THE REQUEST: Reproduce the data starting at the line containing "- volume-slider-handle[interactable]: [492, 411, 500, 418]" and ending at the line containing "- video-subtitle: 对啊我刚刚看: [252, 309, 331, 324]", substituting "thread-count-select" for "threads-select" and keeping everything else the same.

Spatial annotation entries:
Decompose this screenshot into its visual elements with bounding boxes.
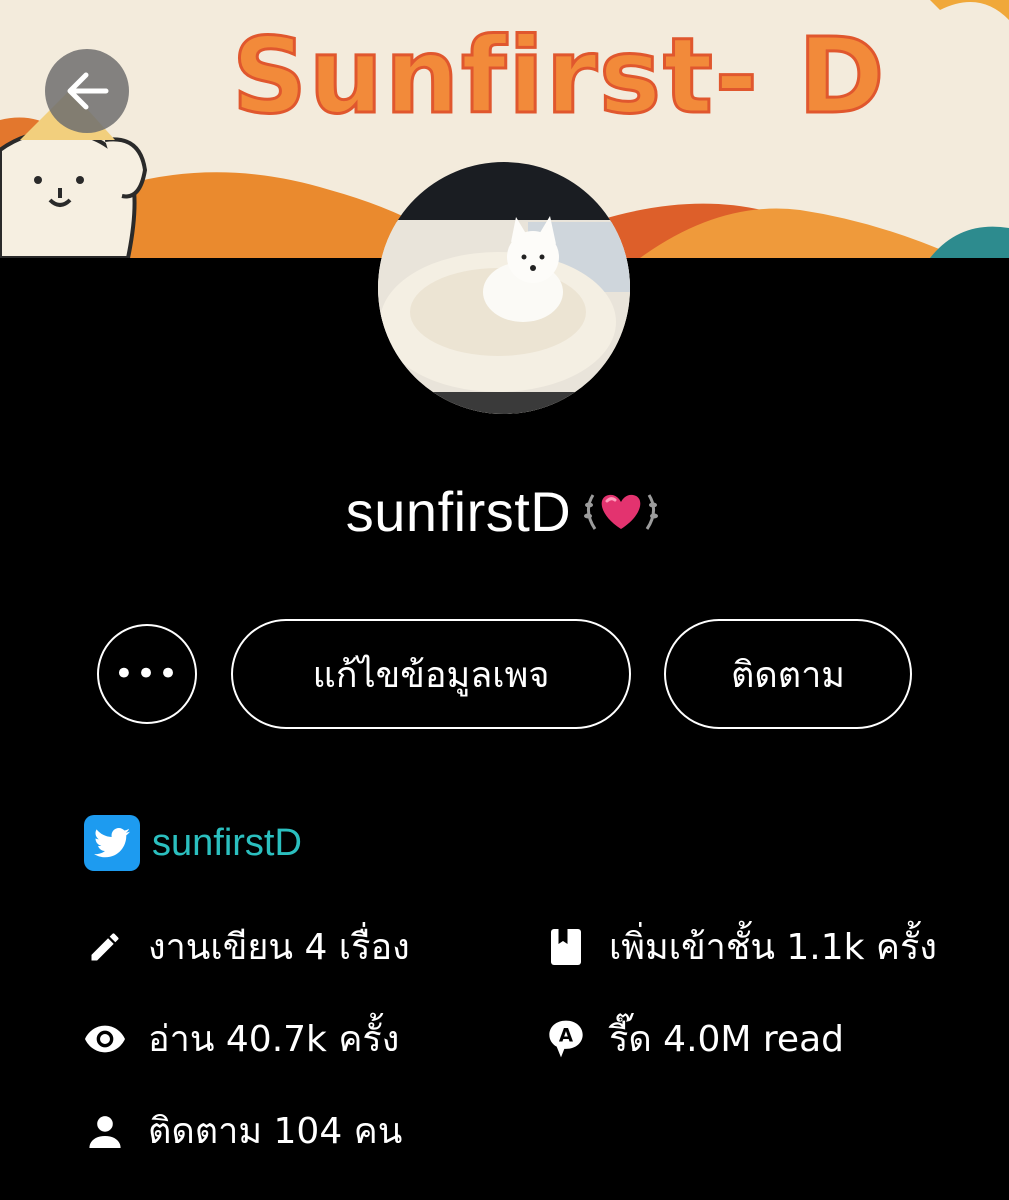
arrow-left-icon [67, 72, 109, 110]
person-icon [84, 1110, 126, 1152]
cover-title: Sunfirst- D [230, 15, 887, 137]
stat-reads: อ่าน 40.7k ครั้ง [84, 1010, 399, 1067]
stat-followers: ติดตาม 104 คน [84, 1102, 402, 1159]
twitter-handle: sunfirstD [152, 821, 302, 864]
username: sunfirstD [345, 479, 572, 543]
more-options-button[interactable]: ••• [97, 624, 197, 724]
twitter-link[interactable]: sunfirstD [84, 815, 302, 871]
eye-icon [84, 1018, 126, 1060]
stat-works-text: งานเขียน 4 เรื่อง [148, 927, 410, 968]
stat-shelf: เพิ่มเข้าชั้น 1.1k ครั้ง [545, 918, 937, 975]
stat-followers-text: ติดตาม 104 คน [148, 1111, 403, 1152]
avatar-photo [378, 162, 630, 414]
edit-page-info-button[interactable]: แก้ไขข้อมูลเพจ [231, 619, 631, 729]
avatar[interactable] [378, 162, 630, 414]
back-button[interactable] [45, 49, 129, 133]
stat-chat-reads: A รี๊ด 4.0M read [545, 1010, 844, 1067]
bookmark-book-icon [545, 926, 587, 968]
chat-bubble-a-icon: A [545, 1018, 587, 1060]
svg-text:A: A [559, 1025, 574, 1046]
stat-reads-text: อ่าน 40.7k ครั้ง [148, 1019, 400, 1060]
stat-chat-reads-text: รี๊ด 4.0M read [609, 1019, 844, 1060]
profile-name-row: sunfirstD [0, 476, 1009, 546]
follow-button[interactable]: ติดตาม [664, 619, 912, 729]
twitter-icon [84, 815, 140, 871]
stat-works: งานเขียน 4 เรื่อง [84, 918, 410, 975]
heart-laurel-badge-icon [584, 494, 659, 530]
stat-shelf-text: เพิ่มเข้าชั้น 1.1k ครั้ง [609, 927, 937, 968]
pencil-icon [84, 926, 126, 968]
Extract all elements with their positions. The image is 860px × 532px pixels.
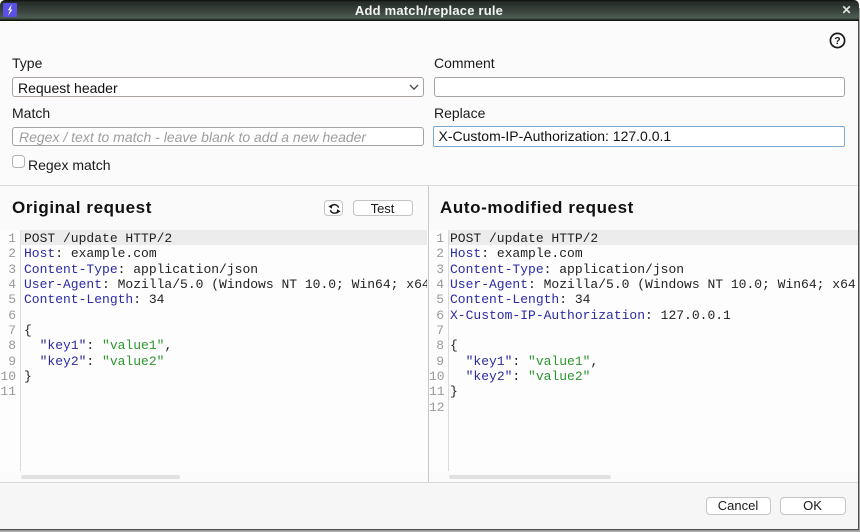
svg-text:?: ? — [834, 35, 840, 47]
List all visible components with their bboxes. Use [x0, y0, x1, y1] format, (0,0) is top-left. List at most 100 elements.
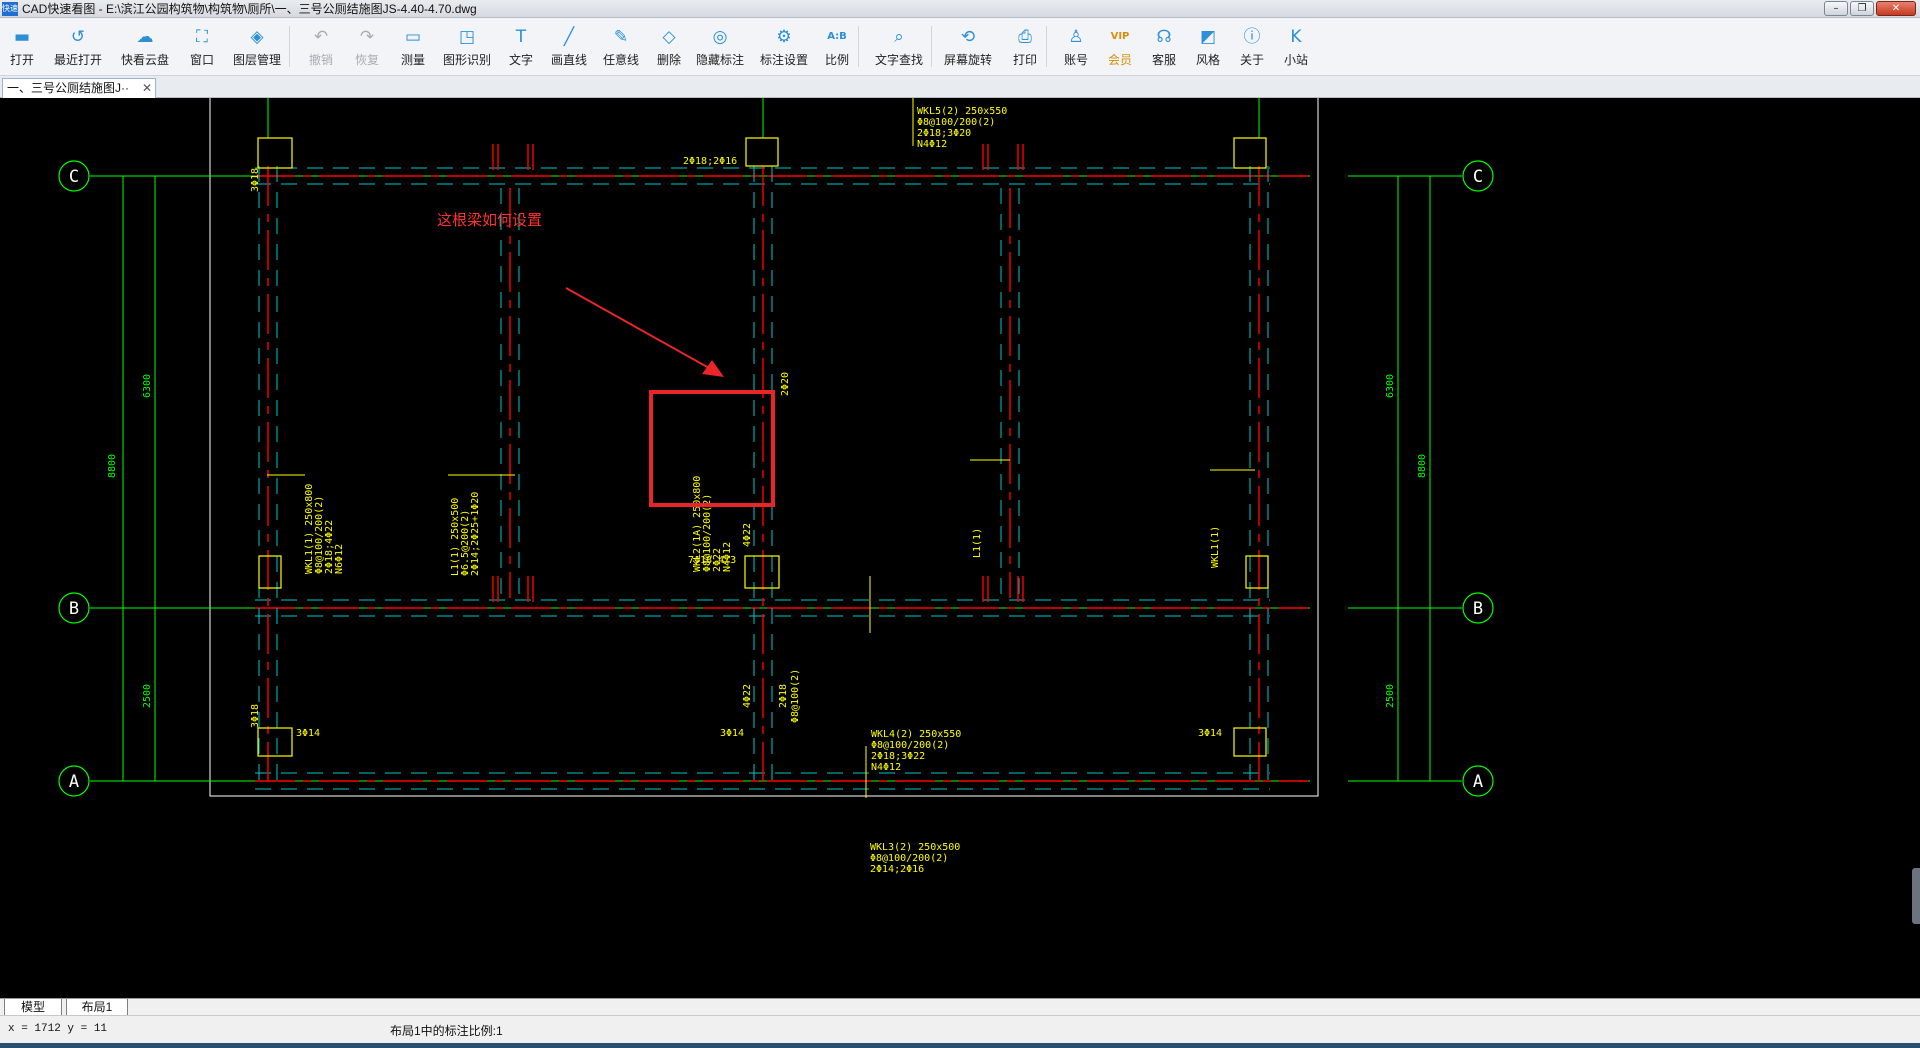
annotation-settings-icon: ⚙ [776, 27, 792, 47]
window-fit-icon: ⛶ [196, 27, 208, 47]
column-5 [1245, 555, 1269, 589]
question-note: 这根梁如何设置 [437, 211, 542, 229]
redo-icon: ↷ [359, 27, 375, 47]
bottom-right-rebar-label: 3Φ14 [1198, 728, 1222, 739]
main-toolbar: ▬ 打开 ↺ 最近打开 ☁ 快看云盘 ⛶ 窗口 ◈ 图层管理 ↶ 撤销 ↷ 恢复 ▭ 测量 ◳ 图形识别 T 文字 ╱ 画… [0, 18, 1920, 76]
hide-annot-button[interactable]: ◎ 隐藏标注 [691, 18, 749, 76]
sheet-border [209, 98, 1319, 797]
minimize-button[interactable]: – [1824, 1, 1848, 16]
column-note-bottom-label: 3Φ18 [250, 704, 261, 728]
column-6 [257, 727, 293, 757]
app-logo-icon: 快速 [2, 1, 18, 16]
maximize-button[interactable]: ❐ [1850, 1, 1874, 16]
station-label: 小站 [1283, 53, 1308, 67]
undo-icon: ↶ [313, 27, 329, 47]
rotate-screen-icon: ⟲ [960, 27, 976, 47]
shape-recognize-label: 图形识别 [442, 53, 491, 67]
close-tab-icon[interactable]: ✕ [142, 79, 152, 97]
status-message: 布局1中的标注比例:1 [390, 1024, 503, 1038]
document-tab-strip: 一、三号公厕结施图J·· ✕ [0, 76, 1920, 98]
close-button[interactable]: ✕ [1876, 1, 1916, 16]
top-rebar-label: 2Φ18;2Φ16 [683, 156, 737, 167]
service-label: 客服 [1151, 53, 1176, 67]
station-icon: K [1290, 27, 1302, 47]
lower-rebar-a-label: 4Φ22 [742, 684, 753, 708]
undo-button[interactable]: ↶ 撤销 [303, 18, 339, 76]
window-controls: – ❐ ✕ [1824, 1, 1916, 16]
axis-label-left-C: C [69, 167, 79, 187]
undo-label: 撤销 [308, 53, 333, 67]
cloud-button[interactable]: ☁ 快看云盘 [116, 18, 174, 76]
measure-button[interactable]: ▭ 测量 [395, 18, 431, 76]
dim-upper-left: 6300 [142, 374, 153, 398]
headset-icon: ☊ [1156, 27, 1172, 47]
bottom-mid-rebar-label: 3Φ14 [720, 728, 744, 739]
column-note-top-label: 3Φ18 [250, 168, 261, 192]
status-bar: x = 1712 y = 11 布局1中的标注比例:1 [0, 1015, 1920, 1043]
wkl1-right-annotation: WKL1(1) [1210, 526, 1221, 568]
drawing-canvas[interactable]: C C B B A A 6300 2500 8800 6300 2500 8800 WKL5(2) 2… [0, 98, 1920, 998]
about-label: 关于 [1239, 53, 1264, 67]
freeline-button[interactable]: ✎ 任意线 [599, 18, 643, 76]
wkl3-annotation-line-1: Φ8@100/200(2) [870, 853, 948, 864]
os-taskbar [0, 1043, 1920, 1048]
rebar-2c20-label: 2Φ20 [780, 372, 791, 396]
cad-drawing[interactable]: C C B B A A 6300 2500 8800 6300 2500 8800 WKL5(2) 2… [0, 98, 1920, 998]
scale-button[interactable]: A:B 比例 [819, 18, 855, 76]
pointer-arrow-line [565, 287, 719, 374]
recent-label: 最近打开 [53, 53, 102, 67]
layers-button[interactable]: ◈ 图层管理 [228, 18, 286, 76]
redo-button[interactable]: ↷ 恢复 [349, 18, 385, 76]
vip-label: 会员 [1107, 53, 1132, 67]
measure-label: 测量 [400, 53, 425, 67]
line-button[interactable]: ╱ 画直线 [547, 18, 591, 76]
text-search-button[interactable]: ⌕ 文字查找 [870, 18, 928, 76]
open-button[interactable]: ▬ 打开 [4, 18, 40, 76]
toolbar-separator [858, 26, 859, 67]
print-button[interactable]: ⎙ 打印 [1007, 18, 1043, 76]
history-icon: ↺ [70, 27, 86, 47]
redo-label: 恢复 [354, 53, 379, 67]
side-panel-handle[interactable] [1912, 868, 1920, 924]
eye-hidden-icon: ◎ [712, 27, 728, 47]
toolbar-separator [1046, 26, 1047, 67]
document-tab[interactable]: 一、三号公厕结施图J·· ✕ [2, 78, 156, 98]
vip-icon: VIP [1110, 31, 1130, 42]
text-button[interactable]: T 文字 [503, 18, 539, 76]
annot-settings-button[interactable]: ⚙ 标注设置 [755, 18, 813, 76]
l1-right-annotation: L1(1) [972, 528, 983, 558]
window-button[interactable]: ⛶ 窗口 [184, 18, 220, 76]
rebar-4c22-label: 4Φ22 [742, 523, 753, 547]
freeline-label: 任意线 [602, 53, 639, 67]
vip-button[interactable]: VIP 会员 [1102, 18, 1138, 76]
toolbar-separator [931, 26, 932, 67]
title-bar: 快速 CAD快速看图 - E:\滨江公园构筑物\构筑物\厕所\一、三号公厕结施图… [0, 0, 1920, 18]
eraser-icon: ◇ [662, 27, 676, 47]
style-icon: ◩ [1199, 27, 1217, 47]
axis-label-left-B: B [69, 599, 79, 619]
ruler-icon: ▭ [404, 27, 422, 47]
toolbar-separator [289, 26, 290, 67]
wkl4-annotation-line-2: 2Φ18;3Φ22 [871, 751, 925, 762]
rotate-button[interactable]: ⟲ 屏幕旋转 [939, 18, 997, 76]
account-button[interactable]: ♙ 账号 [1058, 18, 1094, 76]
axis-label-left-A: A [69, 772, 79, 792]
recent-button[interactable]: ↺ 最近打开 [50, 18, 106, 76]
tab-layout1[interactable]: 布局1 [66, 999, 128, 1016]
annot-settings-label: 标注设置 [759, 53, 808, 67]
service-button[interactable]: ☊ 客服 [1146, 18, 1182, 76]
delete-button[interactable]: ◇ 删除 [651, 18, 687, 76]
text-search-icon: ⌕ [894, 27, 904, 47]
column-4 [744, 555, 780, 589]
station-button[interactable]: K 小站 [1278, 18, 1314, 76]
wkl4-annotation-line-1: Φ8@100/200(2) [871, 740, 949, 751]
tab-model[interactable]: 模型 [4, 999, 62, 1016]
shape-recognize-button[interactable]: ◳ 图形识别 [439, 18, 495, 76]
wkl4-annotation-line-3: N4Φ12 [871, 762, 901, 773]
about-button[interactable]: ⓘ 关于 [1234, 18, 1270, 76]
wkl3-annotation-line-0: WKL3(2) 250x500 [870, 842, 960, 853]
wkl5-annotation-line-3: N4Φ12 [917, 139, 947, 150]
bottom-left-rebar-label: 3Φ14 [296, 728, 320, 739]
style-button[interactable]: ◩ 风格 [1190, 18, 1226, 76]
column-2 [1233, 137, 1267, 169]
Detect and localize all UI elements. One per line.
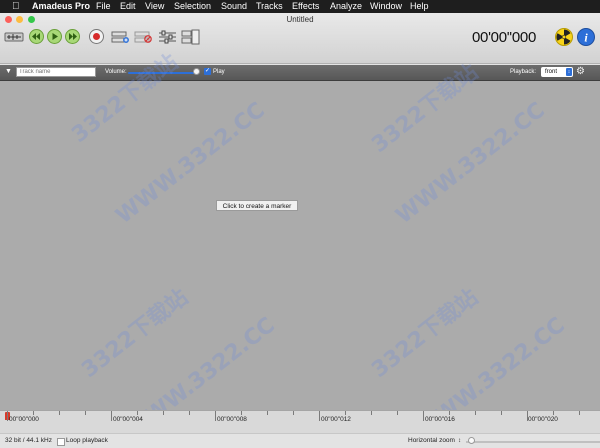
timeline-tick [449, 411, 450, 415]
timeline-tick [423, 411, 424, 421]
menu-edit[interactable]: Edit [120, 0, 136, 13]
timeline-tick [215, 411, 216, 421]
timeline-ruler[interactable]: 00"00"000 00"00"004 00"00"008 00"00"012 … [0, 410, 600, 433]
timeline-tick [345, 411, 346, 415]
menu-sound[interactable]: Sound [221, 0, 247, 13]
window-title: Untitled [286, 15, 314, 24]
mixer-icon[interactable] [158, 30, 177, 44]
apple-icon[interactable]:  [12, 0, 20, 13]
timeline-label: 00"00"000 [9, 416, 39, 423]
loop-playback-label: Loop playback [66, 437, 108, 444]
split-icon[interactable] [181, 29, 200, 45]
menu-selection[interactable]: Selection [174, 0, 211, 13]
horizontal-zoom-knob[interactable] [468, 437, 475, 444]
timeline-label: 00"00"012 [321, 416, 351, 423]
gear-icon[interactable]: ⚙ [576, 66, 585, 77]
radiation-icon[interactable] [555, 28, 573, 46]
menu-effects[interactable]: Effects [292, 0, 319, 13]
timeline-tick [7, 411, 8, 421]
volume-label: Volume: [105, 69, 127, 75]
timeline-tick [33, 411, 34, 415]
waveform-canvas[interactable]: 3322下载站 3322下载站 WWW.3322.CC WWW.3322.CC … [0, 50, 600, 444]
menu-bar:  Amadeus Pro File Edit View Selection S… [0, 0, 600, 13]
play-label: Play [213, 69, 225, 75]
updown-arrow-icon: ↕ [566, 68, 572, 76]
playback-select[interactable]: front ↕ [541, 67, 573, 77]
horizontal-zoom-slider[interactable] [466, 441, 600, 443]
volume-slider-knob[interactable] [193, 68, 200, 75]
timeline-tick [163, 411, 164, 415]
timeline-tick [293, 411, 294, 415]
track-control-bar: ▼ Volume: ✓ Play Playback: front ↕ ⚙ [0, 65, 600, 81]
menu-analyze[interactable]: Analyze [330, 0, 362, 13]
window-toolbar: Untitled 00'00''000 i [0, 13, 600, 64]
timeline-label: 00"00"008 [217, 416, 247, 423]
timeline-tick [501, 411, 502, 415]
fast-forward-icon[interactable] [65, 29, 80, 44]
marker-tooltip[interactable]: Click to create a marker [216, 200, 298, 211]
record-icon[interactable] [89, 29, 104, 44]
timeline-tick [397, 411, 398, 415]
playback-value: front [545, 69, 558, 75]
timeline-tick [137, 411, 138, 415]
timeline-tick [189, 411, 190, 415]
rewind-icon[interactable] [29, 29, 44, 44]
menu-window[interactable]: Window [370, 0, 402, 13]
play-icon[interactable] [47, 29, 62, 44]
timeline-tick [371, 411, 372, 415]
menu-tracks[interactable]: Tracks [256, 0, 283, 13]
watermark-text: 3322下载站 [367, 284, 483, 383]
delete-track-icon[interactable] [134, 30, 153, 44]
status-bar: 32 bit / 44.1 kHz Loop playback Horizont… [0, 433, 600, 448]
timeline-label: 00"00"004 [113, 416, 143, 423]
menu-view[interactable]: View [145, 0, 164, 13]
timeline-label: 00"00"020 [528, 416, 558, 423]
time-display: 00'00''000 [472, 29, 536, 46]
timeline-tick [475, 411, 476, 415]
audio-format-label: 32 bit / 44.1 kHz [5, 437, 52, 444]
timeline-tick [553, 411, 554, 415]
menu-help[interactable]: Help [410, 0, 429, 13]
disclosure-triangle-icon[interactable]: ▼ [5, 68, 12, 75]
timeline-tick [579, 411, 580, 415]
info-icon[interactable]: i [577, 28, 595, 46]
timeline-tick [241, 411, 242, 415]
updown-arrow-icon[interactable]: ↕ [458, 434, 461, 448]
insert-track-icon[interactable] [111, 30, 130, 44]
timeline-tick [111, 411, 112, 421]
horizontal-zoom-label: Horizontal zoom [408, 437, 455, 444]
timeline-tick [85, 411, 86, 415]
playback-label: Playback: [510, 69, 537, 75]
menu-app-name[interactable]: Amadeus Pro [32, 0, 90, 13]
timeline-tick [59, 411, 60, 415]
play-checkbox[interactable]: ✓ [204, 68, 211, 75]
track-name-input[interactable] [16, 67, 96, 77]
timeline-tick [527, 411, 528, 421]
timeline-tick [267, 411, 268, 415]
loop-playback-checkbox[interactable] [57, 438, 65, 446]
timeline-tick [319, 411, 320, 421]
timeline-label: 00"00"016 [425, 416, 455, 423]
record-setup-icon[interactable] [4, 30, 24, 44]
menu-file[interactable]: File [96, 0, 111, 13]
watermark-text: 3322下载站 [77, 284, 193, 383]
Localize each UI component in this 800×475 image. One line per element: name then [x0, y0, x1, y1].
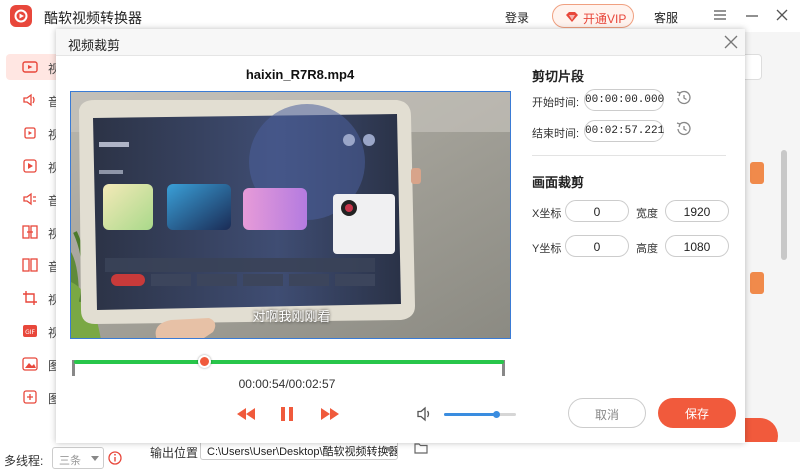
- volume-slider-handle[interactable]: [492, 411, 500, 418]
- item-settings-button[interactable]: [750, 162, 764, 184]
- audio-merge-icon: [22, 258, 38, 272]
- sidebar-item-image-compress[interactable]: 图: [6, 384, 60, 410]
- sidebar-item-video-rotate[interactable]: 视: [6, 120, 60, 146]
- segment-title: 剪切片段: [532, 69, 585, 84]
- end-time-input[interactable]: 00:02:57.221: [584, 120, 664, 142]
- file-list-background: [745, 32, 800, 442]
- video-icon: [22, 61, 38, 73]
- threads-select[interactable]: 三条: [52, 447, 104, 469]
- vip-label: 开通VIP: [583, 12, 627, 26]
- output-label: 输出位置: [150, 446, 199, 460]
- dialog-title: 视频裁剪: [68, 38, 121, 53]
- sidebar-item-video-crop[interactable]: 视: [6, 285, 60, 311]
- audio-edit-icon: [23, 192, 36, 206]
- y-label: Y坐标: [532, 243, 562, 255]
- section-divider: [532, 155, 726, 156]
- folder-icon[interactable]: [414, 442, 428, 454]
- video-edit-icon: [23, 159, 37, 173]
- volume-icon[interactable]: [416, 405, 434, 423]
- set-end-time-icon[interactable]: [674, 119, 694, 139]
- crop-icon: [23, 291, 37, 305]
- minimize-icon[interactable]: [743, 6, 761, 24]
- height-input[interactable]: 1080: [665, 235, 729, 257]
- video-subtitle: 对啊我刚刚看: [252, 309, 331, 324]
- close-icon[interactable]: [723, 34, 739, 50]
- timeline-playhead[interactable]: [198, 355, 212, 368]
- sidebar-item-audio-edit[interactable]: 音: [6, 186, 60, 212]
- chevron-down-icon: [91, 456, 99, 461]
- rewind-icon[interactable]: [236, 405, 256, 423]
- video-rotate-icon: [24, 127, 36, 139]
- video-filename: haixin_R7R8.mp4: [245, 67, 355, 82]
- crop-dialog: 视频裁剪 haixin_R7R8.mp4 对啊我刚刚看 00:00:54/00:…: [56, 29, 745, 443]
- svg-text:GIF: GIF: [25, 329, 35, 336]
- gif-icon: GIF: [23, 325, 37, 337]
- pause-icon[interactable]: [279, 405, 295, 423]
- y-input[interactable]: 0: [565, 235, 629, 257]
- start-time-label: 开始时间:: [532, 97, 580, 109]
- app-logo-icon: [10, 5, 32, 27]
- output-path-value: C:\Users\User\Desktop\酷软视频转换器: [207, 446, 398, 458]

RIGHT ANSWER:
- volume-slider-handle[interactable]: [492, 411, 500, 418]
- item-settings-button[interactable]: [750, 162, 764, 184]
- audio-merge-icon: [22, 258, 38, 272]
- sidebar-item-image-compress[interactable]: 图: [6, 384, 60, 410]
- sidebar-item-video-rotate[interactable]: 视: [6, 120, 60, 146]
- segment-title: 剪切片段: [532, 69, 585, 84]
- end-time-input[interactable]: 00:02:57.221: [584, 120, 664, 142]
- file-list-background: [745, 32, 800, 442]
- video-icon: [22, 61, 38, 73]
- thread-count-select[interactable]: 三条: [52, 447, 104, 469]
- vip-label: 开通VIP: [583, 12, 627, 26]
- output-label: 输出位置: [150, 446, 199, 460]
- dialog-title: 视频裁剪: [68, 38, 121, 53]
- sidebar-item-video-crop[interactable]: 视: [6, 285, 60, 311]
- audio-edit-icon: [23, 192, 36, 206]
- y-label: Y坐标: [532, 243, 562, 255]
- section-divider: [532, 155, 726, 156]
- folder-icon[interactable]: [414, 442, 428, 454]
- video-edit-icon: [23, 159, 37, 173]
- volume-icon[interactable]: [416, 405, 434, 423]
- set-end-time-icon[interactable]: [674, 119, 694, 139]
- crop-icon: [23, 291, 37, 305]
- minimize-icon[interactable]: [743, 6, 761, 24]
- height-input[interactable]: 1080: [665, 235, 729, 257]
- video-subtitle: 对啊我刚刚看: [252, 309, 331, 324]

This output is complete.